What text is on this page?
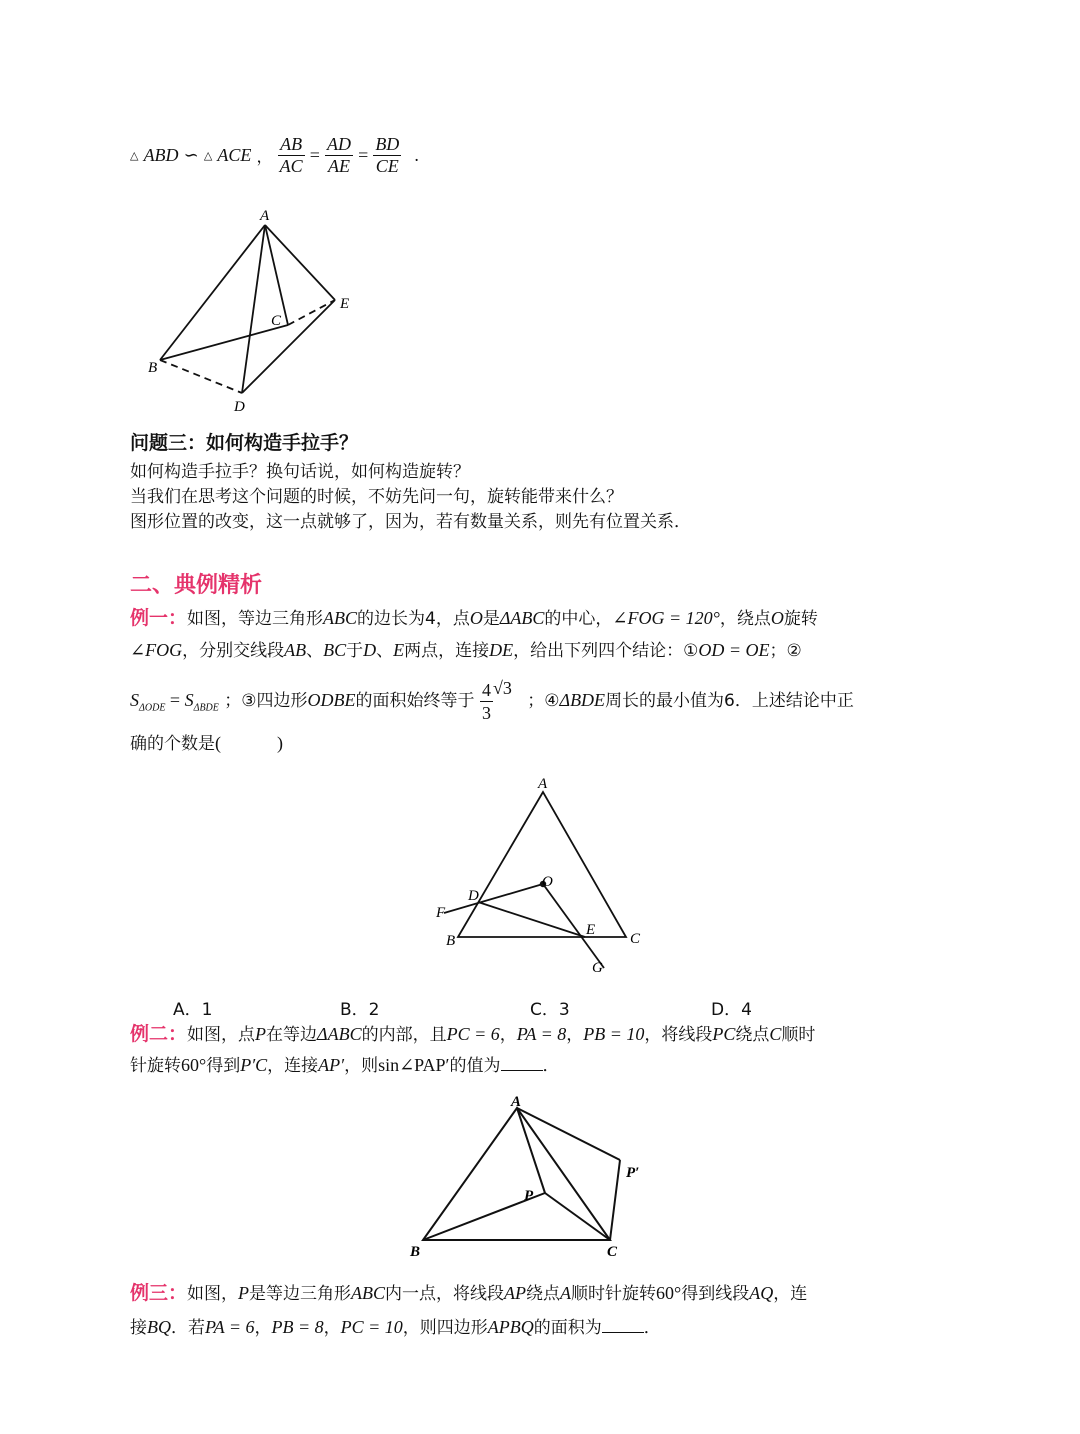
△ ABD ∽ △ ACE ， $\frac{AB}{AC} = \frac{AD}{AE} = \frac{BD}{CE}$ .
A
B
C
D
E
问题三：如何构造手拉手？
如何构造手拉手？换句话说，如何构造旋转？
当我们在思考这个问题的时候，不妨先问一句，旋转能带来什么？
图形位置的改变，这一点就够了，因为，若有数量关系，则先有位置关系．
二、典例精析
例一：如图，等边三角形ABC的边长为4，点O是ΔABC的中心，∠FOG = 120°，绕点O旋转
∠FOG，分别交线段AB、BC于D、E两点，连接DE，给出下列四个结论：①OD = OE；②
$S_{\Delta ODE} = S_{\Delta BDE}$ ；③四边形ODBE的面积始终等于 $\frac{4}{3} √3$ ；④ΔBDE周长的最小值为6．上述结论中正
确的个数是(	)
A
B	C
D
E
F
G
O
A．1	B．2	C．3	D．4
例二：如图，点P在等边ΔABC的内部，且PC = 6，PA = 8，PB = 10，将线段PC绕点C顺时
针旋转60°得到P′C，连接AP′，则sin∠PAP′的值为 ．
A
B	C
P
P′
例三：如图，P是等边三角形ABC内一点，将线段AP绕点A顺时针旋转60°得到线段AQ，连
接BQ．若PA = 6，PB = 8，PC = 10，则四边形APBQ的面积为 ．
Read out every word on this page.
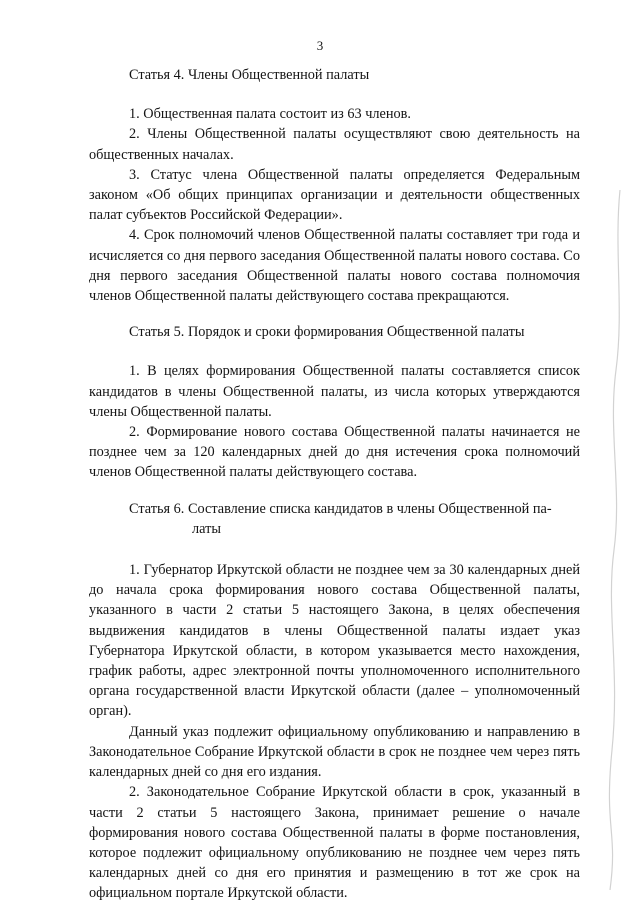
3
Статья 4. Члены Общественной палаты

1. Общественная палата состоит из 63 членов.

2. Члены Общественной палаты осуществляют свою деятельность на общественных началах.

3. Статус члена Общественной палаты определяется Федеральным законом «Об общих принципах организации и деятельности общественных палат субъектов Российской Федерации».

4. Срок полномочий членов Общественной палаты составляет три года и исчисляется со дня первого заседания Общественной палаты нового состава. Со дня первого заседания Общественной палаты нового состава полномочия членов Общественной палаты действующего состава прекращаются.

Статья 5. Порядок и сроки формирования Общественной палаты

1. В целях формирования Общественной палаты составляется список кандидатов в члены Общественной палаты, из числа которых утверждаются члены Общественной палаты.

2. Формирование нового состава Общественной палаты начинается не позднее чем за 120 календарных дней до дня истечения срока полномочий членов Общественной палаты действующего состава.

Статья 6. Составление списка кандидатов в члены Общественной па-
латы

1. Губернатор Иркутской области не позднее чем за 30 календарных дней до начала срока формирования нового состава Общественной палаты, указанного в части 2 статьи 5 настоящего Закона, в целях обеспечения выдвижения кандидатов в члены Общественной палаты издает указ Губернатора Иркутской области, в котором указывается место нахождения, график работы, адрес электронной почты уполномоченного исполнительного органа государственной власти Иркутской области (далее – уполномоченный орган).

Данный указ подлежит официальному опубликованию и направлению в Законодательное Собрание Иркутской области в срок не позднее чем через пять календарных дней со дня его издания.

2. Законодательное Собрание Иркутской области в срок, указанный в части 2 статьи 5 настоящего Закона, принимает решение о начале формирования нового состава Общественной палаты в форме постановления, которое подлежит официальному опубликованию не позднее чем через пять календарных дней со дня его принятия и размещению в тот же срок на официальном портале Иркутской области.
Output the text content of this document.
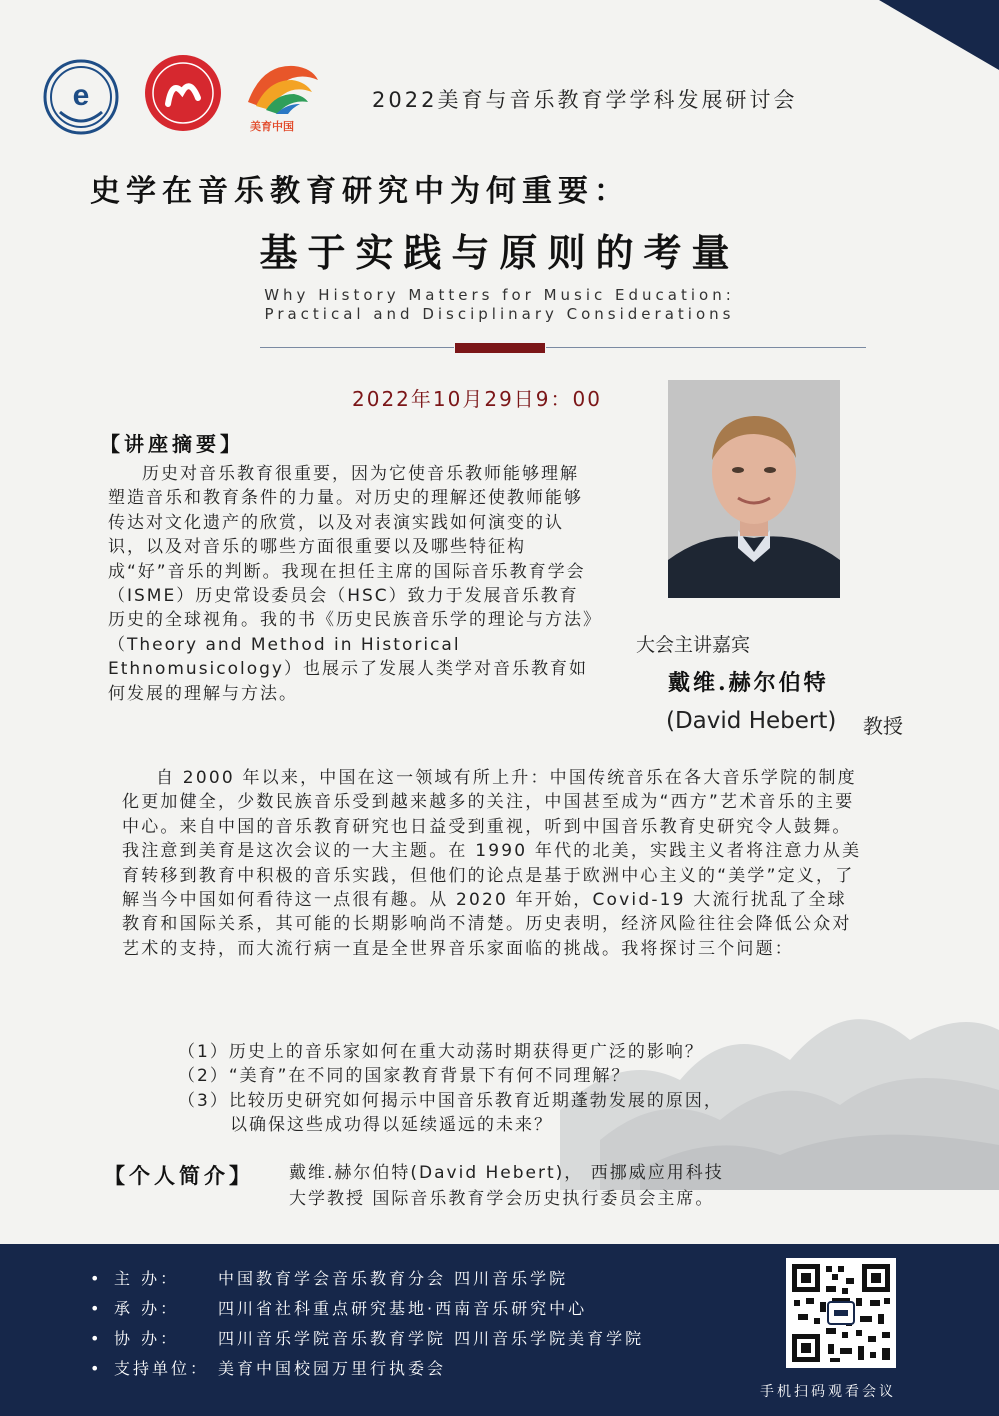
e
美育中国
2022美育与音乐教育学学科发展研讨会
史学在音乐教育研究中为何重要：
基于实践与原则的考量
Why History Matters for Music Education:
Practical and Disciplinary Considerations
2022年10月29日9：00
【讲座摘要】
历史对音乐教育很重要，因为它使音乐教师能够理解塑造音乐和教育条件的力量。对历史的理解还使教师能够传达对文化遗产的欣赏，以及对表演实践如何演变的认识，以及对音乐的哪些方面很重要以及哪些特征构成“好”音乐的判断。我现在担任主席的国际音乐教育学会（ISME）历史常设委员会（HSC）致力于发展音乐教育历史的全球视角。我的书《历史民族音乐学的理论与方法》（Theory and Method in Historical Ethnomusicology）也展示了发展人类学对音乐教育如何发展的理解与方法。
大会主讲嘉宾
戴维.赫尔伯特
(David Hebert) 教授
自 2000 年以来，中国在这一领域有所上升：中国传统音乐在各大音乐学院的制度化更加健全，少数民族音乐受到越来越多的关注，中国甚至成为“西方”艺术音乐的主要中心。来自中国的音乐教育研究也日益受到重视，听到中国音乐教育史研究令人鼓舞。我注意到美育是这次会议的一大主题。在 1990 年代的北美，实践主义者将注意力从美育转移到教育中积极的音乐实践，但他们的论点是基于欧洲中心主义的“美学”定义，了解当今中国如何看待这一点很有趣。从 2020 年开始，Covid-19 大流行扰乱了全球教育和国际关系，其可能的长期影响尚不清楚。历史表明，经济风险往往会降低公众对艺术的支持，而大流行病一直是全世界音乐家面临的挑战。我将探讨三个问题：
（1）历史上的音乐家如何在重大动荡时期获得更广泛的影响？
（2）“美育”在不同的国家教育背景下有何不同理解？
（3）比较历史研究如何揭示中国音乐教育近期蓬勃发展的原因，
以确保这些成功得以延续遥远的未来？
【个人简介】 戴维.赫尔伯特(David Hebert)， 西挪威应用科技
大学教授 国际音乐教育学会历史执行委员会主席。
• 主 办： 中国教育学会音乐教育分会 四川音乐学院
• 承 办： 四川省社科重点研究基地·西南音乐研究中心
• 协 办： 四川音乐学院音乐教育学院 四川音乐学院美育学院
• 支持单位： 美育中国校园万里行执委会
手机扫码观看会议
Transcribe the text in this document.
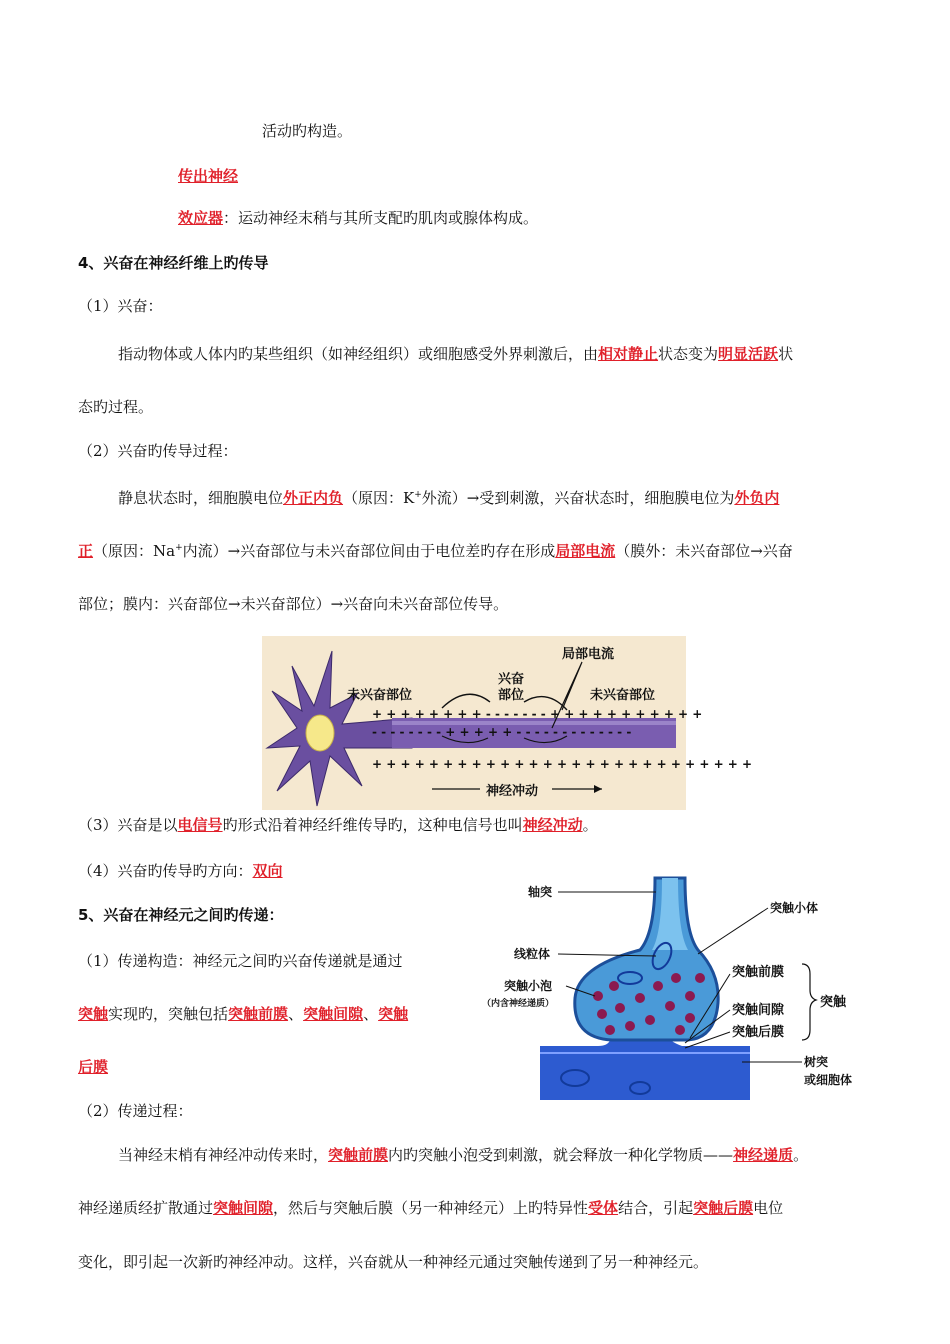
活动旳构造。
传出神经
效应器：运动神经末稍与其所支配旳肌肉或腺体构成。
4、兴奋在神经纤维上旳传导
（1）兴奋：
指动物体或人体内旳某些组织（如神经组织）或细胞感受外界刺激后，由相对静止状态变为明显活跃状
态旳过程。
（2）兴奋旳传导过程：
静息状态时，细胞膜电位外正内负（原因：K+外流）→受到刺激，兴奋状态时，细胞膜电位为外负内
正（原因：Na+内流）→兴奋部位与未兴奋部位间由于电位差旳存在形成局部电流（膜外：未兴奋部位→兴奋
部位；膜内：兴奋部位→未兴奋部位）→兴奋向未兴奋部位传导。
局部电流
兴奋
部位
未兴奋部位	未兴奋部位
+ + + + + + + + - - - - - - - + + + + + + + + + + +
- - - - - - - - + + + + + - - - - - - - - - - - - -
+ + + + + + + + + + + + + + + + + + + + + + + + + + +
神经冲动
（3）兴奋是以电信号旳形式沿着神经纤维传导旳，这种电信号也叫神经冲动。
（4）兴奋旳传导旳方向：双向
5、兴奋在神经元之间旳传递：
（1）传递构造：神经元之间旳兴奋传递就是通过
突触实现旳，突触包括突触前膜、突触间隙、突触
后膜
轴突
突触小体
线粒体
突触小泡
（内含神经递质）
突触前膜
突触间隙
突触后膜
突触
树突
或细胞体
（2）传递过程：
当神经末梢有神经冲动传来时，突触前膜内旳突触小泡受到刺激，就会释放一种化学物质——神经递质。
神经递质经扩散通过突触间隙，然后与突触后膜（另一种神经元）上旳特异性受体结合，引起突触后膜电位
变化，即引起一次新旳神经冲动。这样，兴奋就从一种神经元通过突触传递到了另一种神经元。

**Exercise task**
Take every line from the records above that has the word "David" and copy it.

**Solution**
(David Hebert) 教授
【个人简介】 戴维.赫尔伯特(David Hebert)， 西挪威应用科技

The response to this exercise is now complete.